Start THE RECORDS
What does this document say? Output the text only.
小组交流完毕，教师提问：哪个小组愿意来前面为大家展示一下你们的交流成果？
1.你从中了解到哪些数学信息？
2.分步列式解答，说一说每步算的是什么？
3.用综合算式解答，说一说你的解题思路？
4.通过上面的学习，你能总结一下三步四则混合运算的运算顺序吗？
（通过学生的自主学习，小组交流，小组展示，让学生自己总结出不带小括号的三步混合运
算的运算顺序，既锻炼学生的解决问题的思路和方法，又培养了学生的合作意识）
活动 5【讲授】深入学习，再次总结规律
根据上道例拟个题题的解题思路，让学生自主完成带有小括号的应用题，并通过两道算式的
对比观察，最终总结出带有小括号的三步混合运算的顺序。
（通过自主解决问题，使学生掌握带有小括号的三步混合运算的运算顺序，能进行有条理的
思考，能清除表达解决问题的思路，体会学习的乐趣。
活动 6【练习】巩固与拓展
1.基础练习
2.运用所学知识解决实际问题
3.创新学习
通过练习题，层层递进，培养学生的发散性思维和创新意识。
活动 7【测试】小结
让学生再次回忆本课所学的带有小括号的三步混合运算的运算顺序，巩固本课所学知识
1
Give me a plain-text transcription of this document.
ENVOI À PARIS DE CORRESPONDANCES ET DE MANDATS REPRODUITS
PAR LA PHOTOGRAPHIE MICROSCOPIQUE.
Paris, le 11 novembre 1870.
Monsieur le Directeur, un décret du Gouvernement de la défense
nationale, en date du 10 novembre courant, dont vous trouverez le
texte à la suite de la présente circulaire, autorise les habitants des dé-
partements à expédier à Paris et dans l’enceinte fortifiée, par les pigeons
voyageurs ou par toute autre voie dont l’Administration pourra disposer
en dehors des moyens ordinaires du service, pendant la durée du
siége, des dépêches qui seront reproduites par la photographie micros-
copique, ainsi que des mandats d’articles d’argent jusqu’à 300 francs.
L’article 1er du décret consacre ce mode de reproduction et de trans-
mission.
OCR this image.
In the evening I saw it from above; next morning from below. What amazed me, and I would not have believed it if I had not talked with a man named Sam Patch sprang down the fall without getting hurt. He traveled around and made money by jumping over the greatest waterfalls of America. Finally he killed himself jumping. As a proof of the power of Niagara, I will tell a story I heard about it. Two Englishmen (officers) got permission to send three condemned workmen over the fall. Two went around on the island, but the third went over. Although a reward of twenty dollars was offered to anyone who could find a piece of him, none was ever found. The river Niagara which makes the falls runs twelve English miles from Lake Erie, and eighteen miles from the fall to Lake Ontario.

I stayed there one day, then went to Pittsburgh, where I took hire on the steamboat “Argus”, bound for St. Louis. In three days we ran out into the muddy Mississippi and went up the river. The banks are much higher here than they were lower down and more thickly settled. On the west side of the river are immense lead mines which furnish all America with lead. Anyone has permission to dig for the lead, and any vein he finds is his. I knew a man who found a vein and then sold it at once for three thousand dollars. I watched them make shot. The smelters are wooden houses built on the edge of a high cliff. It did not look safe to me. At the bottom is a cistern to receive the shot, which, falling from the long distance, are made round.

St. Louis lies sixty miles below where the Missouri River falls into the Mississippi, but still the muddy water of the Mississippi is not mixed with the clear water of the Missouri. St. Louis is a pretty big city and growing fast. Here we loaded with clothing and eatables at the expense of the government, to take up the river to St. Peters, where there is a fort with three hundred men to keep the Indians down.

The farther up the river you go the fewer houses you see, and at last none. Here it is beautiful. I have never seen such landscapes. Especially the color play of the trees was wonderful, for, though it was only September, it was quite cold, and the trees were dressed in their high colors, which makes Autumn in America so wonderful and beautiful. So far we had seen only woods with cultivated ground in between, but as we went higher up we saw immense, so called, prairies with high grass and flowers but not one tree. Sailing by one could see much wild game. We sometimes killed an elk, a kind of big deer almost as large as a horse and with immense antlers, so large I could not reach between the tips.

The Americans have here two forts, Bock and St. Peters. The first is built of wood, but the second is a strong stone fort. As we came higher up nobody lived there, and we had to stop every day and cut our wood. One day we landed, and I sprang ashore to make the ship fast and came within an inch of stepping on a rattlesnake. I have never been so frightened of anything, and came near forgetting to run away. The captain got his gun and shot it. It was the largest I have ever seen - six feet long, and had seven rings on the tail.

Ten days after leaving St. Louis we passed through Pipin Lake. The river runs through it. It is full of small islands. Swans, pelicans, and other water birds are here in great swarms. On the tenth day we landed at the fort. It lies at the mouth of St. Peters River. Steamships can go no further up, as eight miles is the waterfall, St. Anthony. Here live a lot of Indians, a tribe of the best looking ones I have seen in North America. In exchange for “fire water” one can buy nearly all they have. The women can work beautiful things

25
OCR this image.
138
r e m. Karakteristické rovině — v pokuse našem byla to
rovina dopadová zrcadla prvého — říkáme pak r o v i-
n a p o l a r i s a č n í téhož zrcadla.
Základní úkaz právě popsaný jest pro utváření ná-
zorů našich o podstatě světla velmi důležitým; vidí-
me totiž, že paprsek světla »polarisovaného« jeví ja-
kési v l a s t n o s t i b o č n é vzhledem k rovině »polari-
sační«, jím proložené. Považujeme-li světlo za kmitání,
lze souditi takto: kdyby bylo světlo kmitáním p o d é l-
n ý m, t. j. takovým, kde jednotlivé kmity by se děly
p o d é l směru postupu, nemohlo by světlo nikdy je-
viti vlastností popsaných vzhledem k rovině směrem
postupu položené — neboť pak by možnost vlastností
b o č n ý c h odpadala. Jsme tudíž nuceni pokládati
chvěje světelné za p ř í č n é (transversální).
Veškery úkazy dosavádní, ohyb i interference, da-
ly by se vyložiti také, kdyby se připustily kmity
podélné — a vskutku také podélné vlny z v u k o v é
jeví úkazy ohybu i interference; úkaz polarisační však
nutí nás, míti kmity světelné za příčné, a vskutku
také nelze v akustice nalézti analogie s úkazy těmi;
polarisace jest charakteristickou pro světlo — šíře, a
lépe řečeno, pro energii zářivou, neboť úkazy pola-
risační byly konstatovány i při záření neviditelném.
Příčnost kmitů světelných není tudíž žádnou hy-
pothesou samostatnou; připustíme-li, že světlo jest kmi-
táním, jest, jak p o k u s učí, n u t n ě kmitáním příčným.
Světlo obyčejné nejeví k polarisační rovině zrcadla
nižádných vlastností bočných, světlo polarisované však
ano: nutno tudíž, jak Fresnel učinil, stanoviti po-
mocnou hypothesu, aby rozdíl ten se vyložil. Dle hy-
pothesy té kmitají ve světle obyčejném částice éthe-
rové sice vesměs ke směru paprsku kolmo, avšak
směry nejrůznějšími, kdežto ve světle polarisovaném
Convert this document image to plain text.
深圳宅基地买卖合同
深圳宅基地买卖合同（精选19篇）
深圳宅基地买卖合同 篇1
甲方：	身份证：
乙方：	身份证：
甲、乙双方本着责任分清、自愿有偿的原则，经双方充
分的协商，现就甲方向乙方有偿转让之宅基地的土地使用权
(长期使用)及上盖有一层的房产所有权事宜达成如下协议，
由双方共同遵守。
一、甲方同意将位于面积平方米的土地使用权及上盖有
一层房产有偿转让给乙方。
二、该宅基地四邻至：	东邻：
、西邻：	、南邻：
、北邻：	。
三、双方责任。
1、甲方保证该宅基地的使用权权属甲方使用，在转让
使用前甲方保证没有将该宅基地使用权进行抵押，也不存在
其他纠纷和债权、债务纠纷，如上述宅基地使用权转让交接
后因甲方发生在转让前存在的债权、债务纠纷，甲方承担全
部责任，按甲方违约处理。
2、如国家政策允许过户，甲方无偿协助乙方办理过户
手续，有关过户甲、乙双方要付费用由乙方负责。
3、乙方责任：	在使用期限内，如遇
End THE RECORDS
▶ **WHAT YOU ARE ASKED TO DO**: Lines that include the word "深圳宅基地买卖合同" — how many are there in the data? Answer with the number alone.

▶ **ANSWER TO THE EXERCISE**: 3